**Your instructions**
Return every line of the data below that includes the string "touchant".

**Records**
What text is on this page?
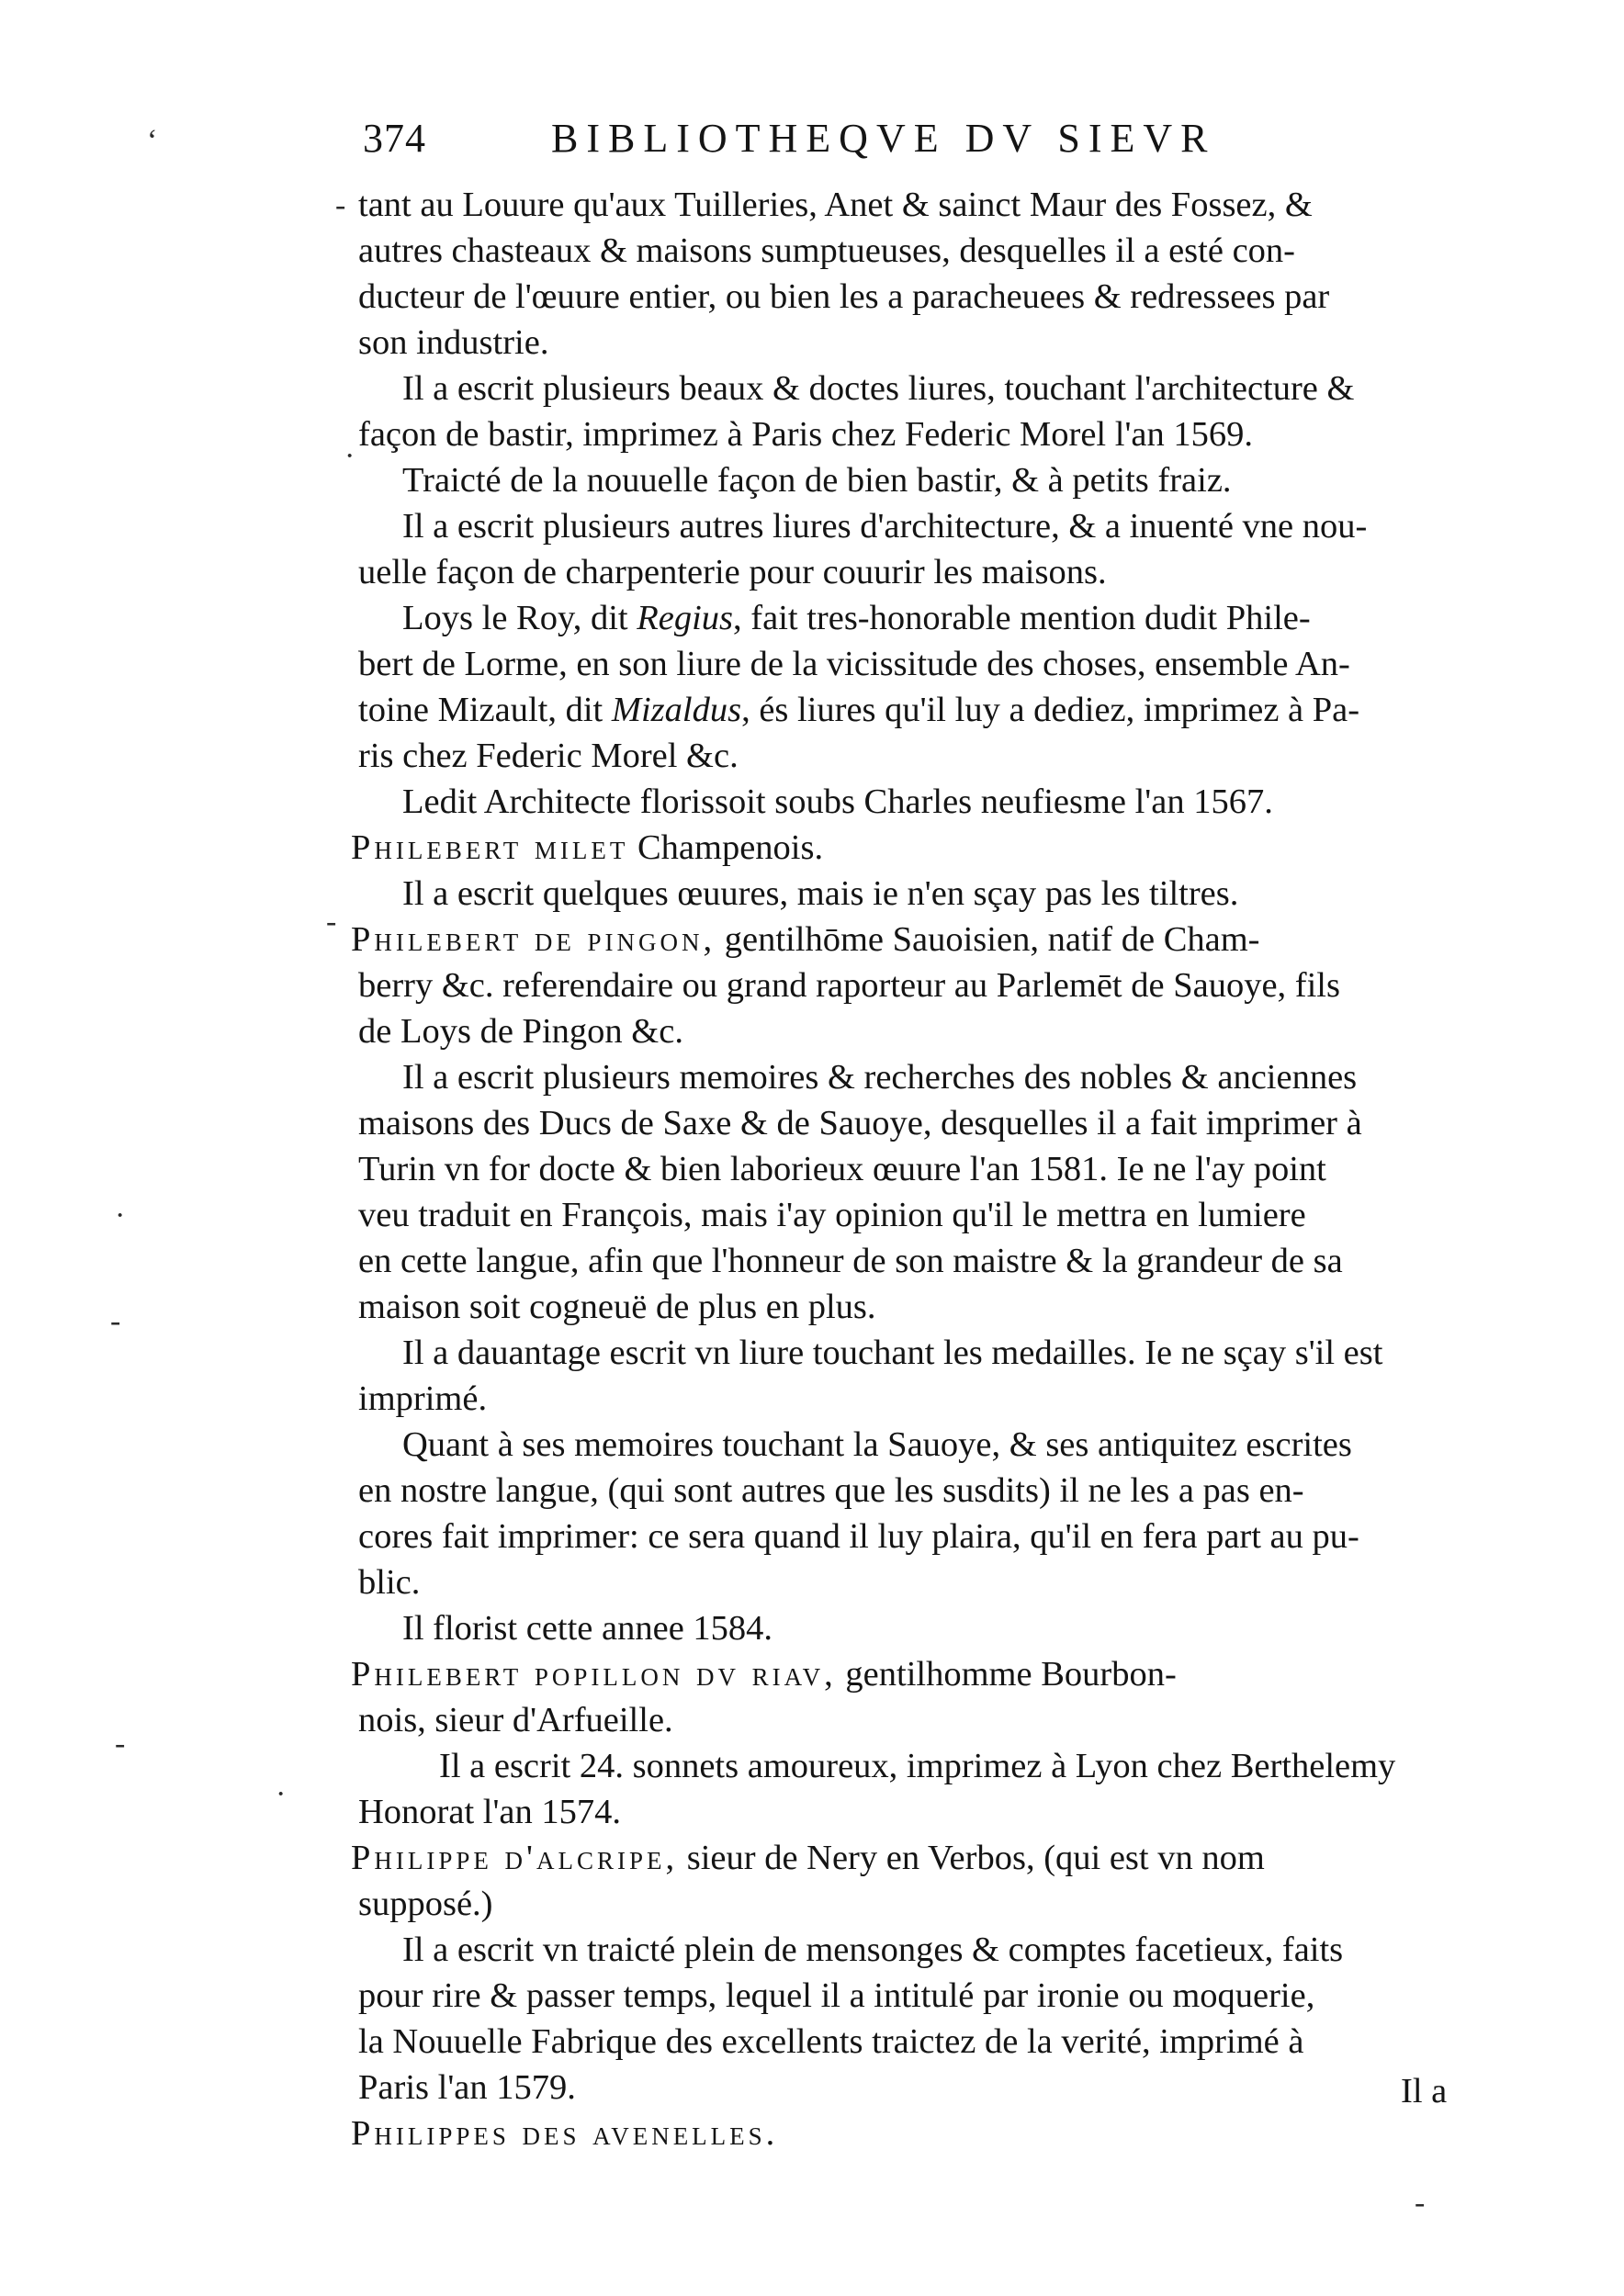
374	BIBLIOTHEQVE DV SIEVR
tant au Louure qu'aux Tuilleries, Anet & sainct Maur des Fossez, &
autres chasteaux & maisons sumptueuses, desquelles il a esté con-
ducteur de l'œuure entier, ou bien les a paracheuees & redressees par
son industrie.
Il a escrit plusieurs beaux & doctes liures, touchant l'architecture &
façon de bastir, imprimez à Paris chez Federic Morel l'an 1569.
Traicté de la nouuelle façon de bien bastir, & à petits fraiz.
Il a escrit plusieurs autres liures d'architecture, & a inuenté vne nou-
uelle façon de charpenterie pour couurir les maisons.
Loys le Roy, dit Regius, fait tres-honorable mention dudit Phile-
bert de Lorme, en son liure de la vicissitude des choses, ensemble An-
toine Mizault, dit Mizaldus, és liures qu'il luy a dediez, imprimez à Pa-
ris chez Federic Morel &c.
Ledit Architecte florissoit soubs Charles neufiesme l'an 1567.
Philebert milet Champenois.
Il a escrit quelques œuures, mais ie n'en sçay pas les tiltres.
Philebert de pingon, gentilhōme Sauoisien, natif de Cham-
berry &c. referendaire ou grand raporteur au Parlemēt de Sauoye, fils
de Loys de Pingon &c.
Il a escrit plusieurs memoires & recherches des nobles & anciennes
maisons des Ducs de Saxe & de Sauoye, desquelles il a fait imprimer à
Turin vn for docte & bien laborieux œuure l'an 1581. Ie ne l'ay point
veu traduit en François, mais i'ay opinion qu'il le mettra en lumiere
en cette langue, afin que l'honneur de son maistre & la grandeur de sa
maison soit cogneuë de plus en plus.
Il a dauantage escrit vn liure touchant les medailles. Ie ne sçay s'il est
imprimé.
Quant à ses memoires touchant la Sauoye, & ses antiquitez escrites
en nostre langue, (qui sont autres que les susdits) il ne les a pas en-
cores fait imprimer: ce sera quand il luy plaira, qu'il en fera part au pu-
blic.
Il florist cette annee 1584.
Philebert popillon dv riav, gentilhomme Bourbon-
nois, sieur d'Arfueille.
Il a escrit 24. sonnets amoureux, imprimez à Lyon chez Berthelemy
Honorat l'an 1574.
Philippe d'alcripe, sieur de Nery en Verbos, (qui est vn nom
supposé.)
Il a escrit vn traicté plein de mensonges & comptes facetieux, faits
pour rire & passer temps, lequel il a intitulé par ironie ou moquerie,
la Nouuelle Fabrique des excellents traictez de la verité, imprimé à
Paris l'an 1579.
Philippes des avenelles.
Il a
‘
-
·
-
·
-
·
-
-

**Output below**
Il a escrit plusieurs beaux & doctes liures, touchant l'architecture &
Il a dauantage escrit vn liure touchant les medailles. Ie ne sçay s'il est
Quant à ses memoires touchant la Sauoye, & ses antiquitez escrites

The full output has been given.